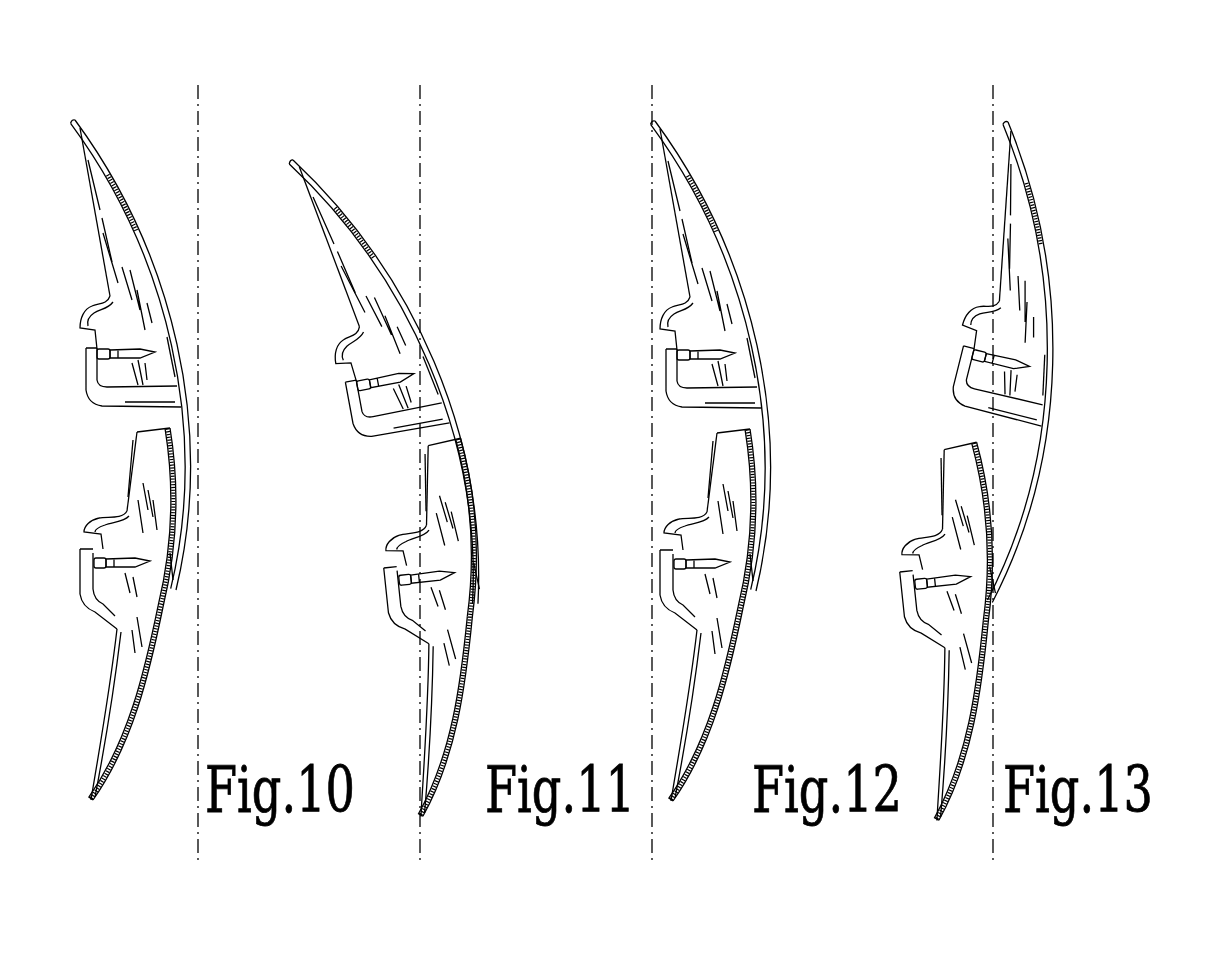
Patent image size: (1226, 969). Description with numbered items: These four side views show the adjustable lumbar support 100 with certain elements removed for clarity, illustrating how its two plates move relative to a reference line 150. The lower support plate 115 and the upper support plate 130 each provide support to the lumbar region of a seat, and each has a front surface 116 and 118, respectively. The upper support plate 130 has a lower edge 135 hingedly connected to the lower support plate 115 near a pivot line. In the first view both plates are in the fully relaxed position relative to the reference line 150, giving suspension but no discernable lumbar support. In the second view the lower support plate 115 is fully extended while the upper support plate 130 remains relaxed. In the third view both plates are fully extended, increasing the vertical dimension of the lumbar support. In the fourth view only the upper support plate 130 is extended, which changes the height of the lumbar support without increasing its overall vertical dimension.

In FIG. 10, the adjustable lumbar support 100 is at (52, 140).
In FIG. 11, the adjustable lumbar support 100 is at (290, 140).
In FIG. 12, the adjustable lumbar support 100 is at (633, 142).
In FIG. 13, the adjustable lumbar support 100 is at (930, 142).
In FIG. 10, the reference line 150 is at (198, 100).
In FIG. 11, the reference line 150 is at (420, 103).
In FIG. 12, the reference line 150 is at (652, 100).
In FIG. 13, the reference line 150 is at (993, 100).
In FIG. 10, the front surface 118 is at (175, 300).
In FIG. 11, the front surface 118 is at (425, 335).
In FIG. 12, the front surface 118 is at (750, 303).
In FIG. 13, the front surface 118 is at (1057, 315).
In FIG. 10, the upper support plate 130 is at (120, 238).
In FIG. 11, the upper support plate 130 is at (343, 240).
In FIG. 12, the upper support plate 130 is at (697, 232).
In FIG. 13, the upper support plate 130 is at (1022, 238).
In FIG. 10, the lower edge 135 is at (185, 546).
In FIG. 11, the lower edge 135 is at (481, 570).
In FIG. 12, the lower edge 135 is at (765, 540).
In FIG. 13, the lower edge 135 is at (1020, 554).
In FIG. 10, the lower support plate 115 is at (129, 680).
In FIG. 11, the lower support plate 115 is at (449, 702).
In FIG. 12, the lower support plate 115 is at (709, 680).
In FIG. 13, the lower support plate 115 is at (959, 718).
In FIG. 10, the front surface 116 is at (115, 765).
In FIG. 11, the front surface 116 is at (446, 765).
In FIG. 12, the front surface 116 is at (695, 765).
In FIG. 13, the front surface 116 is at (957, 779).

_ _ _ _ _

Task details:
Write out the material as a numbered list, starting at its beginning and ending with the line that contains "In FIG. 11, the reference", including both ends. Leave out blank lines and the picture.

Correct output:
1. Patent image size: (1226, 969). Description with numbered items: These four side views show the adjustable lumbar support 100 with certain elements removed for clarity, illustrating how its two plates move relative to a reference line 150. The lower support plate 115 and the upper support plate 130 each provide support to the lumbar region of a seat, and each has a front surface 116 and 118, respectively. The upper support plate 130 has a lower edge 135 hingedly connected to the lower support plate 115 near a pivot line. In the first view both plates are in the fully relaxed position relative to the reference line 150, giving suspension but no discernable lumbar support. In the second view the lower support plate 115 is fully extended while the upper support plate 130 remains relaxed. In the third view both plates are fully extended, increasing the vertical dimension of the lumbar support. In the fourth view only the upper support plate 130 is extended, which changes the height of the lumbar support without increasing its overall vertical dimension.
2. In FIG. 10, the adjustable lumbar support 100 is at (52, 140).
3. In FIG. 11, the adjustable lumbar support 100 is at (290, 140).
4. In FIG. 12, the adjustable lumbar support 100 is at (633, 142).
5. In FIG. 13, the adjustable lumbar support 100 is at (930, 142).
6. In FIG. 10, the reference line 150 is at (198, 100).
7. In FIG. 11, the reference line 150 is at (420, 103).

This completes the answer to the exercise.